TASK DIRECTIONS: Reproduce the material verbatim, starting at its first line and ending at the line that contains "The guide tube 170 is at (437, 398).". Include both of those lines.

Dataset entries
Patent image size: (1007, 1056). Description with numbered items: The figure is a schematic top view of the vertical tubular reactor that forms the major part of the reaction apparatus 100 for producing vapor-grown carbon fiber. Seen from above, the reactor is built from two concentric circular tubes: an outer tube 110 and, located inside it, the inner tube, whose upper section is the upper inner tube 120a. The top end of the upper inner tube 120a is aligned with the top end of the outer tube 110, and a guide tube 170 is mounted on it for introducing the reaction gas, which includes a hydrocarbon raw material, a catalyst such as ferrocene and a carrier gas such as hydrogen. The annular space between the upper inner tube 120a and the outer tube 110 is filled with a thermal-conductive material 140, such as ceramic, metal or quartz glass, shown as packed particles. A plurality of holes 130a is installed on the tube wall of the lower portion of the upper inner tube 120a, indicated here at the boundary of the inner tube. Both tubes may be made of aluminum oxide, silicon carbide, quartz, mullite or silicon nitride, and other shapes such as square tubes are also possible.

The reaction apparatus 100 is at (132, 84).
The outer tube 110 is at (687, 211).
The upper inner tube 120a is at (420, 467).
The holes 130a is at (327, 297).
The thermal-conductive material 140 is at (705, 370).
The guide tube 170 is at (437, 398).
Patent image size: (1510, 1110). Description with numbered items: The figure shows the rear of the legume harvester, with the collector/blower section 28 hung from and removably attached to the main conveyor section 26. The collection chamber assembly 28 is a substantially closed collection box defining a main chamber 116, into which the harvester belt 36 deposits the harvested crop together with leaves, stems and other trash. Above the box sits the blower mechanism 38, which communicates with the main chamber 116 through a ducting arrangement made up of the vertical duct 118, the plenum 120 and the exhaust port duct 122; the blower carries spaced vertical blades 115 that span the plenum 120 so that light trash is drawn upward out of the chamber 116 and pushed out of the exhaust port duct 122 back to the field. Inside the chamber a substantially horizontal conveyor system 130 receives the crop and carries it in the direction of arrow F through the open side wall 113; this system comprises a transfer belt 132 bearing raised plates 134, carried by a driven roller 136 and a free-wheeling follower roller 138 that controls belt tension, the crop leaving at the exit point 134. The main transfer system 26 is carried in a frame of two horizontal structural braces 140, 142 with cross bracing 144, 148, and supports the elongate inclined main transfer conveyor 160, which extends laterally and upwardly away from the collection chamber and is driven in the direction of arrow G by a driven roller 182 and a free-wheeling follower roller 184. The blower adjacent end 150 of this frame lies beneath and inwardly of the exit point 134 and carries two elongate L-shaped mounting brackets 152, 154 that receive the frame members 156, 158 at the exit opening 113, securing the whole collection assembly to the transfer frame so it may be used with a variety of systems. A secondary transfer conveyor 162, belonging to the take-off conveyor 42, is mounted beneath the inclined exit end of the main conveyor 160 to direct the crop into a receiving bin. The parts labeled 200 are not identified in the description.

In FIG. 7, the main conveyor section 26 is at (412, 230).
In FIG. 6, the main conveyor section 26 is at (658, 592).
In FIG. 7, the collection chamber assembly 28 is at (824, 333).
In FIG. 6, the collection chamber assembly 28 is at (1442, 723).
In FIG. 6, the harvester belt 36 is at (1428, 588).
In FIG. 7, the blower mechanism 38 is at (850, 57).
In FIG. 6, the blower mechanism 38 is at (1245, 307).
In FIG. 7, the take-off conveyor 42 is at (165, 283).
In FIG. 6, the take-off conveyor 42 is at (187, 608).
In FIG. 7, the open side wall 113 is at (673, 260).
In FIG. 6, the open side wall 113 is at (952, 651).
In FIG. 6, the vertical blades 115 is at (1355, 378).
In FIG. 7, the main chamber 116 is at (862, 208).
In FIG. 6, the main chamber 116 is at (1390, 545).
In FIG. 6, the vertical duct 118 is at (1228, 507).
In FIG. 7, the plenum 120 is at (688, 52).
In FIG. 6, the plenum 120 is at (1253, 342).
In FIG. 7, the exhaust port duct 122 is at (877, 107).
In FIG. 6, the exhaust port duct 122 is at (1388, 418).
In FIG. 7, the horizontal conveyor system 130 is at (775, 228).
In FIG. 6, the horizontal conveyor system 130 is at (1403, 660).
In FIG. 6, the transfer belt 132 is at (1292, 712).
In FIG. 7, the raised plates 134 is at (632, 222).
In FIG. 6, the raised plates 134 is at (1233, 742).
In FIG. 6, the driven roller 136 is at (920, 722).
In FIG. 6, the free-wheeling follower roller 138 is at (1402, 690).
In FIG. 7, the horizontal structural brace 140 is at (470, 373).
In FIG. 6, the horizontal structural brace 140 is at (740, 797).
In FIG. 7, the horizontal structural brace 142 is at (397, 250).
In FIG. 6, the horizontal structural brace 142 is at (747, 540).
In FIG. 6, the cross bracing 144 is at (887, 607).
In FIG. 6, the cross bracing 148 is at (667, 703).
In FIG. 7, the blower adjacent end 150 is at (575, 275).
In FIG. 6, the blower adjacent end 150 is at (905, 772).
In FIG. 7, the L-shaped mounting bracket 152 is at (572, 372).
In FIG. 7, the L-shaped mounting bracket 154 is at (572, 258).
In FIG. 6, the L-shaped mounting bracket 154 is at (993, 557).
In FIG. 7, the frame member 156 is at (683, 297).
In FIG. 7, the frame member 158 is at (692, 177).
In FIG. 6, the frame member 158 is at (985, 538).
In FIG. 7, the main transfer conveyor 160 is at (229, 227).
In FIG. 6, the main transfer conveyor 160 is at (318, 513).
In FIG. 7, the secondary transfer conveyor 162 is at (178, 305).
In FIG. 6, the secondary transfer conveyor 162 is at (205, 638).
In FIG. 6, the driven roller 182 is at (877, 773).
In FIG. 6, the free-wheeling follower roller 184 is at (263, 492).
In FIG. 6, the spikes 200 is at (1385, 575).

EXPECTED ANSWER:
Patent image size: (1007, 1056). Description with numbered items: The figure is a schematic top view of the vertical tubular reactor that forms the major part of the reaction apparatus 100 for producing vapor-grown carbon fiber. Seen from above, the reactor is built from two concentric circular tubes: an outer tube 110 and, located inside it, the inner tube, whose upper section is the upper inner tube 120a. The top end of the upper inner tube 120a is aligned with the top end of the outer tube 110, and a guide tube 170 is mounted on it for introducing the reaction gas, which includes a hydrocarbon raw material, a catalyst such as ferrocene and a carrier gas such as hydrogen. The annular space between the upper inner tube 120a and the outer tube 110 is filled with a thermal-conductive material 140, such as ceramic, metal or quartz glass, shown as packed particles. A plurality of holes 130a is installed on the tube wall of the lower portion of the upper inner tube 120a, indicated here at the boundary of the inner tube. Both tubes may be made of aluminum oxide, silicon carbide, quartz, mullite or silicon nitride, and other shapes such as square tubes are also possible.

The reaction apparatus 100 is at (132, 84).
The outer tube 110 is at (687, 211).
The upper inner tube 120a is at (420, 467).
The holes 130a is at (327, 297).
The thermal-conductive material 140 is at (705, 370).
The guide tube 170 is at (437, 398).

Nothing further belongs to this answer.